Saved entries

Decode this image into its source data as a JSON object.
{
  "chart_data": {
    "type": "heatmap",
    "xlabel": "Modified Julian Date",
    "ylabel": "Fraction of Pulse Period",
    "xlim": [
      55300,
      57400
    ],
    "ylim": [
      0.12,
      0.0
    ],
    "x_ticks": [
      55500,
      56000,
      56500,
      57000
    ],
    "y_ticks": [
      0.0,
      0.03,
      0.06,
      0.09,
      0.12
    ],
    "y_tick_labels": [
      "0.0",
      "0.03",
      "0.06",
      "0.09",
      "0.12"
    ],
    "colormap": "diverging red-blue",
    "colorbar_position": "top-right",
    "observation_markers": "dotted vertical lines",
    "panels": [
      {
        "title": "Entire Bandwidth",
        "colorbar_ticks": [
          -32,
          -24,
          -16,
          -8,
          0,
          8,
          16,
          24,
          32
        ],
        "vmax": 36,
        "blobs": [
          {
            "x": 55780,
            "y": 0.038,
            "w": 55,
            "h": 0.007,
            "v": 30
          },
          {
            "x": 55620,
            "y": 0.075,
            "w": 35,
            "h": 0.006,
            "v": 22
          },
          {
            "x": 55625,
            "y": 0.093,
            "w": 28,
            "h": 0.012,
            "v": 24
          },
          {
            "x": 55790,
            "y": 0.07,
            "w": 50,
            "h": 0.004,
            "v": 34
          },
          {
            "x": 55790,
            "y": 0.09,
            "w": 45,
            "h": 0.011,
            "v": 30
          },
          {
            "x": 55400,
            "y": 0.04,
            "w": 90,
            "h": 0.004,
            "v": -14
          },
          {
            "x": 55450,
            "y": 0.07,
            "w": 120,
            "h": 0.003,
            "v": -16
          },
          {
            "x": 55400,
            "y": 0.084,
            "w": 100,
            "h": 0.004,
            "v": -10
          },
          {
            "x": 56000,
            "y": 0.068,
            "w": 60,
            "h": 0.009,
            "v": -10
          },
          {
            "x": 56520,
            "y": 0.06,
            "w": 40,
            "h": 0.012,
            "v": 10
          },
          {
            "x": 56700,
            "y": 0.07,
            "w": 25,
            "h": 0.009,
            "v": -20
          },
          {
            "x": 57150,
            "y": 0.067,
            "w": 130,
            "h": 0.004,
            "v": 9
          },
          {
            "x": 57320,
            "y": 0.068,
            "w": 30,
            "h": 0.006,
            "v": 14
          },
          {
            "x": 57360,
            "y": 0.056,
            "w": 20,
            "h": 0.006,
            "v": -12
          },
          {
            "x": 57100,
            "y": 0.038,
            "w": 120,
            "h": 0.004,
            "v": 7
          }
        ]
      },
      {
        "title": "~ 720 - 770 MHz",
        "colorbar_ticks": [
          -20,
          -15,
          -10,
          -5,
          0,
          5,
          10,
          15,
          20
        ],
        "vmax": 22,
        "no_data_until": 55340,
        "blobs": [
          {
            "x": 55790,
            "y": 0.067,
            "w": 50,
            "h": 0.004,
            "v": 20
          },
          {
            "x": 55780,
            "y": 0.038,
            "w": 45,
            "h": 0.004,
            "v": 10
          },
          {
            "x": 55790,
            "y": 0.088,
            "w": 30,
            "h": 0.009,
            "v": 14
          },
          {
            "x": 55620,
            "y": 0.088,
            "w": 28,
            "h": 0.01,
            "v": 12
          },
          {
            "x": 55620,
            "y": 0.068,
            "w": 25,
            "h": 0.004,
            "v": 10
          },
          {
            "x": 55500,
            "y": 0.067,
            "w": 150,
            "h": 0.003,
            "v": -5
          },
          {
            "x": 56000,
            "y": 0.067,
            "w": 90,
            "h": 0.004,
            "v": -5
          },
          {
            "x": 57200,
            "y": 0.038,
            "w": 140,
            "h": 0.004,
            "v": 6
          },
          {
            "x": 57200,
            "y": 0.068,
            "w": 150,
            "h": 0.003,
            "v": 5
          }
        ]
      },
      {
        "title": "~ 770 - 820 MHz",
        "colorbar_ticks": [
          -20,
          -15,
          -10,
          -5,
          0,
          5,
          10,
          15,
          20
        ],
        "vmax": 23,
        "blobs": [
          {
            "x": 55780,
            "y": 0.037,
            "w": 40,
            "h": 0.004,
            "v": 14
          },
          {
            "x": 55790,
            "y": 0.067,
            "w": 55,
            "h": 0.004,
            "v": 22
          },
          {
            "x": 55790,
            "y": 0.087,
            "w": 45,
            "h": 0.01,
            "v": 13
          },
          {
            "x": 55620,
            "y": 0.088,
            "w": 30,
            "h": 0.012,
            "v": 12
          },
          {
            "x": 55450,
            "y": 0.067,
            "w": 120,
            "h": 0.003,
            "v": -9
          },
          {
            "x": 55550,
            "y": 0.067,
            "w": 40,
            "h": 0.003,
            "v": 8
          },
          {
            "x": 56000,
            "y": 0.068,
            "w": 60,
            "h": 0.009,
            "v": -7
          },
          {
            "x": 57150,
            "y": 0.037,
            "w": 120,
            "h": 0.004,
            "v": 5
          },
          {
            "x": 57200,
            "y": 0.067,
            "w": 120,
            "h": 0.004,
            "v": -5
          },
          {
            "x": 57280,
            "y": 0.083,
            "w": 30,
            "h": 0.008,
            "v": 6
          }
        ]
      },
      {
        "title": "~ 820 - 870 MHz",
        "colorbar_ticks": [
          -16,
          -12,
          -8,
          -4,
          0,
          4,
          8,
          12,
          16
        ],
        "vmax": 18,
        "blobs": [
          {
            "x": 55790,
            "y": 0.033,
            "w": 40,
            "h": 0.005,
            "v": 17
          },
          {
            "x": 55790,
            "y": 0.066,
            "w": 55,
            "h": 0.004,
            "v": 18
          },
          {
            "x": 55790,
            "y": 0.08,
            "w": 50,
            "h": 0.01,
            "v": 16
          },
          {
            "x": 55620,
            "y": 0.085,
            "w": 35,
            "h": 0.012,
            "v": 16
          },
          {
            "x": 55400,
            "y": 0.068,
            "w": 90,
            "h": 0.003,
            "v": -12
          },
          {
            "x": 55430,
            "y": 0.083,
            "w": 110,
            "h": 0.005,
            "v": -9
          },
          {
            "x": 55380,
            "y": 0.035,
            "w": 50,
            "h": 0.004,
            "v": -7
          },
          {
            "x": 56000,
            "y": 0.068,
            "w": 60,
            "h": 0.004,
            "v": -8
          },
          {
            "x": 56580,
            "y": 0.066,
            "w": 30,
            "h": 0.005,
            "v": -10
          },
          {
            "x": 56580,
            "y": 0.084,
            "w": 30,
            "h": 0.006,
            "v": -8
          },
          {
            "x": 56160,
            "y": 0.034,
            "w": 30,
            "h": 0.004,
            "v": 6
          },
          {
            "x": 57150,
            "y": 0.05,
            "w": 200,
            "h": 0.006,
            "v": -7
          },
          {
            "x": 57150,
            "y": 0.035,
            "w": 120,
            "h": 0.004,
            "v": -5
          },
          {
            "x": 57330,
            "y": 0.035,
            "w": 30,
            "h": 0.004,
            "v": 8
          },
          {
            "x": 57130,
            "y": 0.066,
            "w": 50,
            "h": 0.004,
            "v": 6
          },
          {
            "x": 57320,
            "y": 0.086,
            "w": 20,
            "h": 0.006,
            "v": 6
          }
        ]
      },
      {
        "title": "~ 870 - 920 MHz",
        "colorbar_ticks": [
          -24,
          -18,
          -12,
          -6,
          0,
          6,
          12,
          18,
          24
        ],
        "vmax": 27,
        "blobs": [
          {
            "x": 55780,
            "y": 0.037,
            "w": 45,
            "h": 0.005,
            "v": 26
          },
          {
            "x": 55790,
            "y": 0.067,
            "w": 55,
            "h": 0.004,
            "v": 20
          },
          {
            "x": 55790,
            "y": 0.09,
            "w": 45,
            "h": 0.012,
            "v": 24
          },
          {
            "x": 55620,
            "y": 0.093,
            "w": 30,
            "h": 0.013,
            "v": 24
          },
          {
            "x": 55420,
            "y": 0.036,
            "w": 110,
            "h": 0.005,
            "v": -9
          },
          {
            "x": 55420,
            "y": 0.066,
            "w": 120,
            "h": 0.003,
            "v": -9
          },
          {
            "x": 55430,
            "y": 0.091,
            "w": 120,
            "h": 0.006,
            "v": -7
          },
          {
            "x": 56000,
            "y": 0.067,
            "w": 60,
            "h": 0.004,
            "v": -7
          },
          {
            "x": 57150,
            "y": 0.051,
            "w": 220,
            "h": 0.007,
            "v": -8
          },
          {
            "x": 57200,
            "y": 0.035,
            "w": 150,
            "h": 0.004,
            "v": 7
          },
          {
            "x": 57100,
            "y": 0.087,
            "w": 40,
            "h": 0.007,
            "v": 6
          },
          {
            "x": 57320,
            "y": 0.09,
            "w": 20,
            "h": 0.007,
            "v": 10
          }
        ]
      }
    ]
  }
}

→ **Stated task**:
State how many lines of the listing include "title", and nothing more.

→ **Response to the task**:
5